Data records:
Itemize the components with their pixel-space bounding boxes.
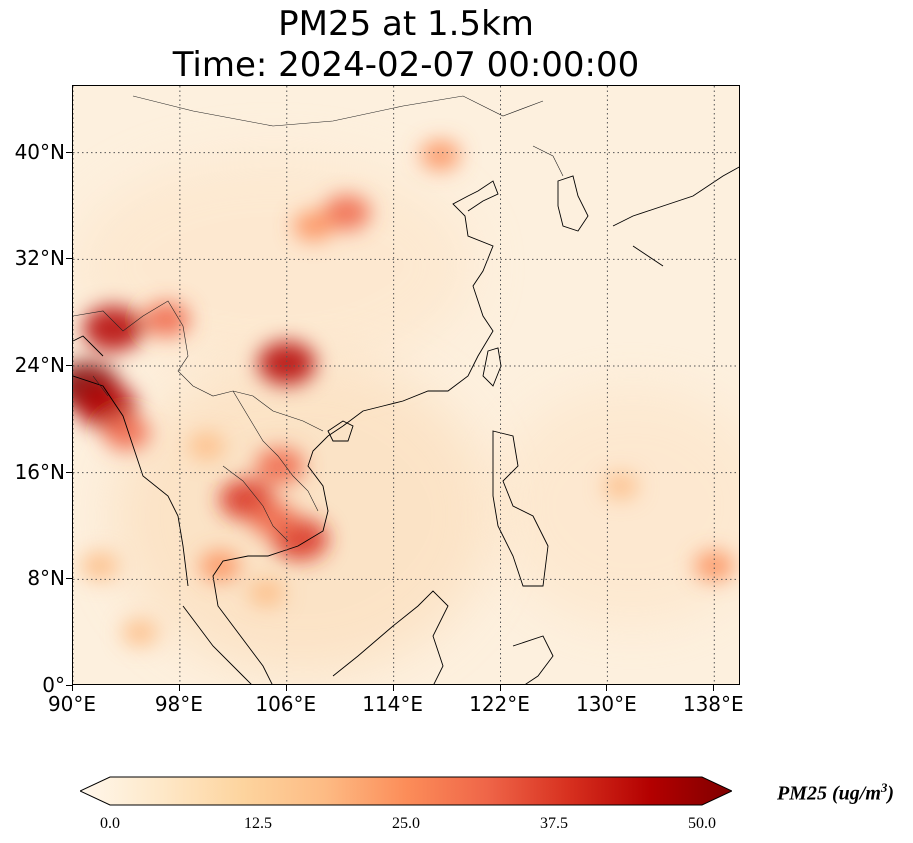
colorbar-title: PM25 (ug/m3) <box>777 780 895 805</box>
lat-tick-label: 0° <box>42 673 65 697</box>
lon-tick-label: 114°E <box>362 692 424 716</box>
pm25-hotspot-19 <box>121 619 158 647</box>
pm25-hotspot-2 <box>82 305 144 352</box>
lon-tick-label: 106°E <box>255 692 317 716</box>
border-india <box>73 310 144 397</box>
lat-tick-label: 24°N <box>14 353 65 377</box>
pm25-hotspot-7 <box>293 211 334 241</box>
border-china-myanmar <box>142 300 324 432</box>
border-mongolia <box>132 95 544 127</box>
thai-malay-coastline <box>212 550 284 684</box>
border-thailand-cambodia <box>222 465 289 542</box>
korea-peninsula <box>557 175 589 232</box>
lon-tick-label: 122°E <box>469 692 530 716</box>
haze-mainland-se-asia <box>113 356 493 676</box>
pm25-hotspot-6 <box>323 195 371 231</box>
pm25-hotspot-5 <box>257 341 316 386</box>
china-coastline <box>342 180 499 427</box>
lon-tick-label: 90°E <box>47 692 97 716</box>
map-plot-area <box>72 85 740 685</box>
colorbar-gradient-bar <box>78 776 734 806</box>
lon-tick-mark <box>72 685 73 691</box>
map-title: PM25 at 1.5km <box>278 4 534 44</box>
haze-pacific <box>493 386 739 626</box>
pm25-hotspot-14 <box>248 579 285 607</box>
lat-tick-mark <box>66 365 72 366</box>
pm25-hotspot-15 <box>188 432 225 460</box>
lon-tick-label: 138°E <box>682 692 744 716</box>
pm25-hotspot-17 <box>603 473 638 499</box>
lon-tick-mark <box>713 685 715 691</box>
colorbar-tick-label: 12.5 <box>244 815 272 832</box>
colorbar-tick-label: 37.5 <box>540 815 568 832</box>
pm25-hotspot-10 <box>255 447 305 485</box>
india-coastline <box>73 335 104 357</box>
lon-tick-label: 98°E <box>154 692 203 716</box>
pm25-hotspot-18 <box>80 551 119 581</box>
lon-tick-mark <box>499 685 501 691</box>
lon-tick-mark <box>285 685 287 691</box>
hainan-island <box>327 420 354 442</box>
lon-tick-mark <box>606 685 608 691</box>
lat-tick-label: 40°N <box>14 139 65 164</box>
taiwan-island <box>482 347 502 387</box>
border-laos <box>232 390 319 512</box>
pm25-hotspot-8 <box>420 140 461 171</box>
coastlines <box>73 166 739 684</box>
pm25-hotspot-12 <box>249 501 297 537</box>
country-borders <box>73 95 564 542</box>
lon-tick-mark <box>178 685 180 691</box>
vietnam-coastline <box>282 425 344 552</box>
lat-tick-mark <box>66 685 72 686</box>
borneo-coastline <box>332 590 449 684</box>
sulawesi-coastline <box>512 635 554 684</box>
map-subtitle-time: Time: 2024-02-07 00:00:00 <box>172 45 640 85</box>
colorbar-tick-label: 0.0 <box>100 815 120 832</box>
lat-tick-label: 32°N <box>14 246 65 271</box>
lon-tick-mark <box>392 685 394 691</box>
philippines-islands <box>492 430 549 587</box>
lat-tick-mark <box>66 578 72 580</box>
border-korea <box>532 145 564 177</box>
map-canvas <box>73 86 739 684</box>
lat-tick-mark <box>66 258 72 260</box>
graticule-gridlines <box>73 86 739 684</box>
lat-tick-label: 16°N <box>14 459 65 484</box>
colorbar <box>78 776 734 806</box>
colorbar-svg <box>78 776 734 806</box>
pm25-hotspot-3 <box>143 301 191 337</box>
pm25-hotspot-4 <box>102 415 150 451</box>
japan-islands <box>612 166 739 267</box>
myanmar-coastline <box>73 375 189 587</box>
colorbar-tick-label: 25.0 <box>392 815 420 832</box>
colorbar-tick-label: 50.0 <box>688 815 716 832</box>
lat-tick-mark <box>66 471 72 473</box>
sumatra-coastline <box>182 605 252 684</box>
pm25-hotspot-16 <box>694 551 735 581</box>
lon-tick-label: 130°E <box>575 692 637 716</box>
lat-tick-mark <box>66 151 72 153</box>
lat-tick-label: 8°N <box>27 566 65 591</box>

---

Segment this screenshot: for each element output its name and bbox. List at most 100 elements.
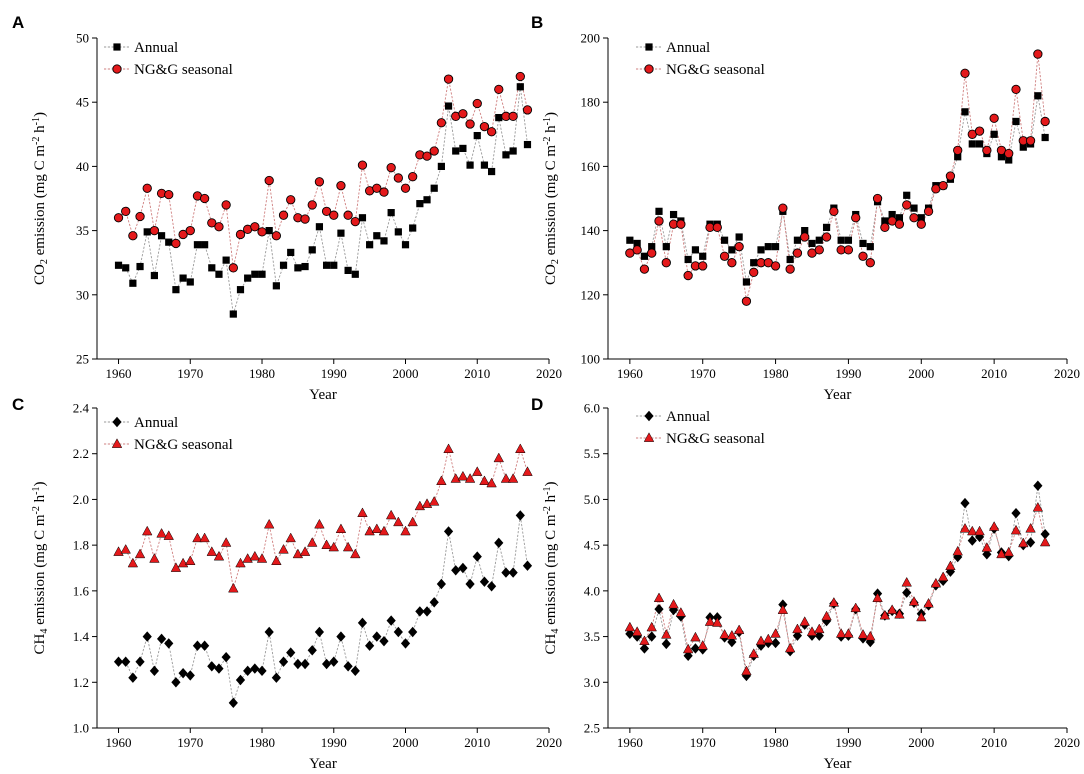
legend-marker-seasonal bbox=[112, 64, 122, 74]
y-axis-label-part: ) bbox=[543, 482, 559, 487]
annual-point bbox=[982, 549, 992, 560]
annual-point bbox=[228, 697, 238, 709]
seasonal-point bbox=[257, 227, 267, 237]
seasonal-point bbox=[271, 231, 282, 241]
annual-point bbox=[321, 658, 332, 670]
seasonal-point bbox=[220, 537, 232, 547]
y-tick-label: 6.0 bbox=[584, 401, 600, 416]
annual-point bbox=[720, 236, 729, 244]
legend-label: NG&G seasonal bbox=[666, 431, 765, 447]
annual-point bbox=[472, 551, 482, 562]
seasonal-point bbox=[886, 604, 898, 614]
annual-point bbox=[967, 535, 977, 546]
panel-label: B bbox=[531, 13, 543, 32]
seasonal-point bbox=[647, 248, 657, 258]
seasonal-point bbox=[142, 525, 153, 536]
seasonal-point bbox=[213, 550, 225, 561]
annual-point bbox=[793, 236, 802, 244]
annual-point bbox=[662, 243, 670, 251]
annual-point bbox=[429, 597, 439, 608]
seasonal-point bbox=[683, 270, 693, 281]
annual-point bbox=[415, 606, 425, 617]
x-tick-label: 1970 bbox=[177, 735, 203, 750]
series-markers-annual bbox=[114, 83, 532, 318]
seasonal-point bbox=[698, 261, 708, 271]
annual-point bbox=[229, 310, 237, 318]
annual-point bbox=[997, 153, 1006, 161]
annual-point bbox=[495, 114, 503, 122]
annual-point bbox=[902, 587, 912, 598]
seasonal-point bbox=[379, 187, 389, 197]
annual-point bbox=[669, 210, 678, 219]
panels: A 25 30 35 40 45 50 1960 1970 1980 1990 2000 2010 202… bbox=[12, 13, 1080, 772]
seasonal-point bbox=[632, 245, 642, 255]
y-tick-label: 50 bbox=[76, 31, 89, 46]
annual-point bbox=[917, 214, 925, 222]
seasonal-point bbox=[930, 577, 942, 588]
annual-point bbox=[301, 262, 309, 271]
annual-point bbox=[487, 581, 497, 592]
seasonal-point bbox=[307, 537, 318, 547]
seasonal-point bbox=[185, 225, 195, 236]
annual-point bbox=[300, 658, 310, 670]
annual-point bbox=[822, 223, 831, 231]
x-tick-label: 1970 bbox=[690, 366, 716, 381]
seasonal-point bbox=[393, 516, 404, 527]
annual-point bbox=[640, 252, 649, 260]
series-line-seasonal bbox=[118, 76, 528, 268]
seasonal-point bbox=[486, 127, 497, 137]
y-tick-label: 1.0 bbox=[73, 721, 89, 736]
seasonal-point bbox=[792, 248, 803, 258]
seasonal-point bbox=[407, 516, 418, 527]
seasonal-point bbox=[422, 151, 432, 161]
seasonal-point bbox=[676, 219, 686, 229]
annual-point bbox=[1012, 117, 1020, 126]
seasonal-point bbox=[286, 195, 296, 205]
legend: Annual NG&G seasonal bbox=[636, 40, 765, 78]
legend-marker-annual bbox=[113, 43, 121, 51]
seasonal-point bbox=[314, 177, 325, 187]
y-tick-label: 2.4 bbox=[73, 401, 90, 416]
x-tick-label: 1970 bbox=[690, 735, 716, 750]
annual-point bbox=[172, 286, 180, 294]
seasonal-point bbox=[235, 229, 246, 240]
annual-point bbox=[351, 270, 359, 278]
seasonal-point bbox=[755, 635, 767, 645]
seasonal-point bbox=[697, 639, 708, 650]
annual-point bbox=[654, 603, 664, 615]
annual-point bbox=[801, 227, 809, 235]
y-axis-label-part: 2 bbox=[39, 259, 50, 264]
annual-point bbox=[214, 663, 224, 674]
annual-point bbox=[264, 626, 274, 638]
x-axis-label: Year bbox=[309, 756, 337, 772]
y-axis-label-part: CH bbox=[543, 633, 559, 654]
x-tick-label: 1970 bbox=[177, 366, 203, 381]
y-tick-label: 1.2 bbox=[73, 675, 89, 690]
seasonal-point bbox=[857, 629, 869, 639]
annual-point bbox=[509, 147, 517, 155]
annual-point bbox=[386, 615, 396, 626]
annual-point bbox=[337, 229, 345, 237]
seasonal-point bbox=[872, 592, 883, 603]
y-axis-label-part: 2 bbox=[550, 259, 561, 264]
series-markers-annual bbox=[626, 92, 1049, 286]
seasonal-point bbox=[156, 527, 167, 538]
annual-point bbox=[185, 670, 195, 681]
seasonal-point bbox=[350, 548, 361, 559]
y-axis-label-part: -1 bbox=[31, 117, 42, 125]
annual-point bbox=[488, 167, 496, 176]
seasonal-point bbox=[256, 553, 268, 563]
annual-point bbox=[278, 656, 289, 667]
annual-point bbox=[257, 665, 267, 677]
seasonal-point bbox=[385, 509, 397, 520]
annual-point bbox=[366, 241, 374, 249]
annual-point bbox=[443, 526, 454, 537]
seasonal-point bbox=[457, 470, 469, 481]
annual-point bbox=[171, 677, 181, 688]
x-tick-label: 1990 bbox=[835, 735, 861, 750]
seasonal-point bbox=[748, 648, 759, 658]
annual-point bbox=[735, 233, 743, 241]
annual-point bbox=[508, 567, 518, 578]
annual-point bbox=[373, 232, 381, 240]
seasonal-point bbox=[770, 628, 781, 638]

Given task> Transcribe verbatim the lines of the listing above, beginning with the line that contains "colorbar-title: PM25 (ug/m3)" and continuing through the line that contains "pm25-hotspot-2 <box>82 305 144 352</box>", including both of those lines.

Complete response>
colorbar-title: PM25 (ug/m3) <box>777 780 895 805</box>
lat-tick-label: 0° <box>42 673 65 697</box>
lon-tick-label: 114°E <box>362 692 424 716</box>
pm25-hotspot-19 <box>121 619 158 647</box>
pm25-hotspot-2 <box>82 305 144 352</box>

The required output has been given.